= Figure dataset records =
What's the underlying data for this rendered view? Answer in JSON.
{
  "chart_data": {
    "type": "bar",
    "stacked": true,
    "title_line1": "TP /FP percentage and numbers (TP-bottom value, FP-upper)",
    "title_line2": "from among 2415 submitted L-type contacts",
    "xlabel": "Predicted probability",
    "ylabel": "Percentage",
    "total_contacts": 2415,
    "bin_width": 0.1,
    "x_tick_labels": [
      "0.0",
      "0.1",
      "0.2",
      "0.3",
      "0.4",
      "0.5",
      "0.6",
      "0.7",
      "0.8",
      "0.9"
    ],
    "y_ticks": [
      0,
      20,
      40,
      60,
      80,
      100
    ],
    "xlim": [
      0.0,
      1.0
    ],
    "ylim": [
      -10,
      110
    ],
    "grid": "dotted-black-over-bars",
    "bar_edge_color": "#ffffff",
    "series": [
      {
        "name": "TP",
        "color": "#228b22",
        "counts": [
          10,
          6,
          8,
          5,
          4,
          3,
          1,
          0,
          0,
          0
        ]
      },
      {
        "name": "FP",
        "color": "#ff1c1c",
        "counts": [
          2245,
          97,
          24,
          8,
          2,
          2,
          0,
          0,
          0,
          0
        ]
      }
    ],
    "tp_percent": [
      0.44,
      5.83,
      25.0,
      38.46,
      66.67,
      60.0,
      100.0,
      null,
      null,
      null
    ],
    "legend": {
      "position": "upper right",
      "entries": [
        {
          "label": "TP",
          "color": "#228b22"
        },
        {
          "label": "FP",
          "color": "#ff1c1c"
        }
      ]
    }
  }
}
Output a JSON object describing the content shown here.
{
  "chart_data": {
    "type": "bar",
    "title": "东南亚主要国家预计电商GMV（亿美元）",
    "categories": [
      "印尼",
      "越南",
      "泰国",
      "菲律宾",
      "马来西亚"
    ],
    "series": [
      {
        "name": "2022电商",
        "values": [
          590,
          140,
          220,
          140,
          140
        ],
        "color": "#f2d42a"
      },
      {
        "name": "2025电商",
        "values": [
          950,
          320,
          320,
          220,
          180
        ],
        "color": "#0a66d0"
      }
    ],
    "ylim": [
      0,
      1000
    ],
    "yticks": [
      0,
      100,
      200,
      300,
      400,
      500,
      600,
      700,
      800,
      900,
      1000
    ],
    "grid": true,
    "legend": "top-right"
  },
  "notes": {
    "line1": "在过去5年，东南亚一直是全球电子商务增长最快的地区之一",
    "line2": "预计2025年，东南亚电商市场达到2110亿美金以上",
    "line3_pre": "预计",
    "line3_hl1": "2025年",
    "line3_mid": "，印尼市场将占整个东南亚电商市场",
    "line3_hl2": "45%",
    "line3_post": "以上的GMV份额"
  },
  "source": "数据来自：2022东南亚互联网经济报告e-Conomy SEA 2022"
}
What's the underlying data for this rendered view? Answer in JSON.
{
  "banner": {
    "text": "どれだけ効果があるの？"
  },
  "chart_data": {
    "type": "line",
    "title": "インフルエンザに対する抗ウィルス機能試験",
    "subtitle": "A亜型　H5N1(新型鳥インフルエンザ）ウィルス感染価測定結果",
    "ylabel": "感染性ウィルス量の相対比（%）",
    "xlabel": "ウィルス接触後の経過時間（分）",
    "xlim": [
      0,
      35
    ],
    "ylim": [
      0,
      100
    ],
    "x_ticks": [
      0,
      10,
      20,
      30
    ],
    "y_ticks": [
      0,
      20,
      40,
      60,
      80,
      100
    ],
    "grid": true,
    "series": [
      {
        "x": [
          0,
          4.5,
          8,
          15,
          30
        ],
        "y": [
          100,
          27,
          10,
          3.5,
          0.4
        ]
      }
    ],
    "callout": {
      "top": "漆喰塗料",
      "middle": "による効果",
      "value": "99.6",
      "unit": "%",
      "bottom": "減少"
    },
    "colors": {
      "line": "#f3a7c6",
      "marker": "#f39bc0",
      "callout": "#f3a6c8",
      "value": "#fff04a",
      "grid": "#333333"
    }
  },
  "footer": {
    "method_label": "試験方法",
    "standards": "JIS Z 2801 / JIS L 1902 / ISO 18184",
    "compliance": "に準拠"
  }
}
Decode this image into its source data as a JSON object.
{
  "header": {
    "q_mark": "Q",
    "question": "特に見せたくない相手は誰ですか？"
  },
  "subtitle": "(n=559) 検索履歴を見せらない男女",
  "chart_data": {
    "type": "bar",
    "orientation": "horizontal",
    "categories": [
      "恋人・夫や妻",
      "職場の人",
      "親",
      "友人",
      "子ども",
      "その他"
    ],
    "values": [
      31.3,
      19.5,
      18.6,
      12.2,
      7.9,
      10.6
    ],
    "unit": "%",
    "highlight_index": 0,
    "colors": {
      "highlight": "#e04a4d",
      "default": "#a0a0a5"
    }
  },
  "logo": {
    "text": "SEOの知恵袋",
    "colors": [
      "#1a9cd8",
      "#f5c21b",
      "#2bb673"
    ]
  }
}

= GOAL =
Extract from the material all lines containing the string "upper".

= ANSWER TO THIS TASK =
    "title_line1": "TP /FP percentage and numbers (TP-bottom value, FP-upper)",
      "position": "upper right",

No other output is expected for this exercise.